• GOAL OF THE EXERCISE:
In the article excerpt on college sexual assault legislation, which state now lets students bring an attorney when appealing a nonacademic suspension or expulsion?

• PROVIDED TEXT:
**********
After UVA fiasco, some colleges consider providing lawyers to students accused of sex assault
Article here. Excerpt:
'Dozens of state legislatures are rushing this year to crack down on college sexual assault, but only a few of them are also moving to protect the rights of the accused.
This includes Arkansas, where students now have the right to bring an attorney when appealing a nonacademic suspension or expulsion, thanks to legislation that became law last week. The North Dakota legislature is expected to follow shortly with its own bill allowing students the right to retain lawyers in disciplinary hearings.
“It really is a good, refreshing change of direction,” said Joseph Cohn, legislative and policy director of the Foundation for Individual Rights in Education. “I think it acknowledges that legislators are coming around to the point that we can’t continue to expel students under charges of felony conduct without providing them a right to a lawyer first.”
**********
• DATA EXTRACT:
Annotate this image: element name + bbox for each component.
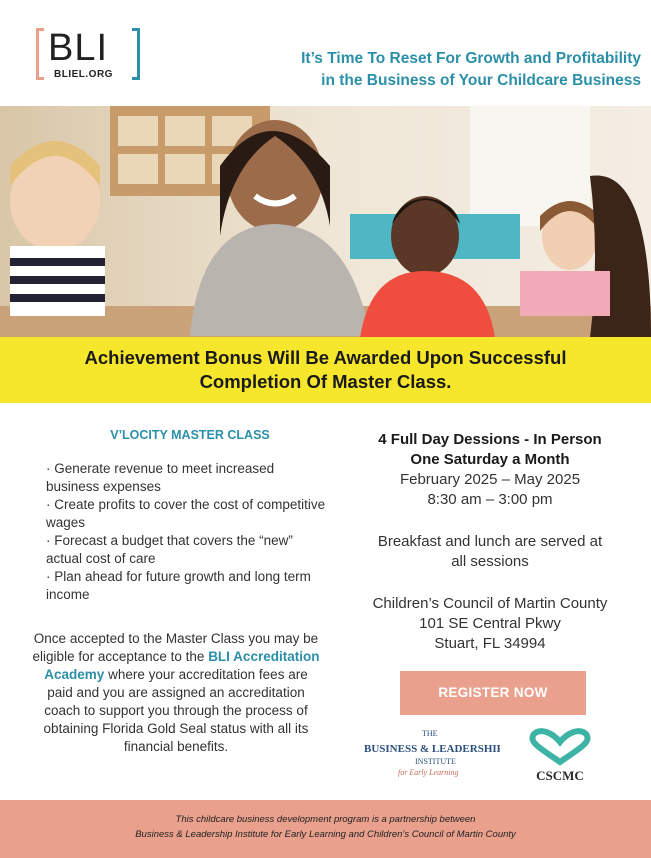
**********
• WORKED SOLUTION:
Arkansas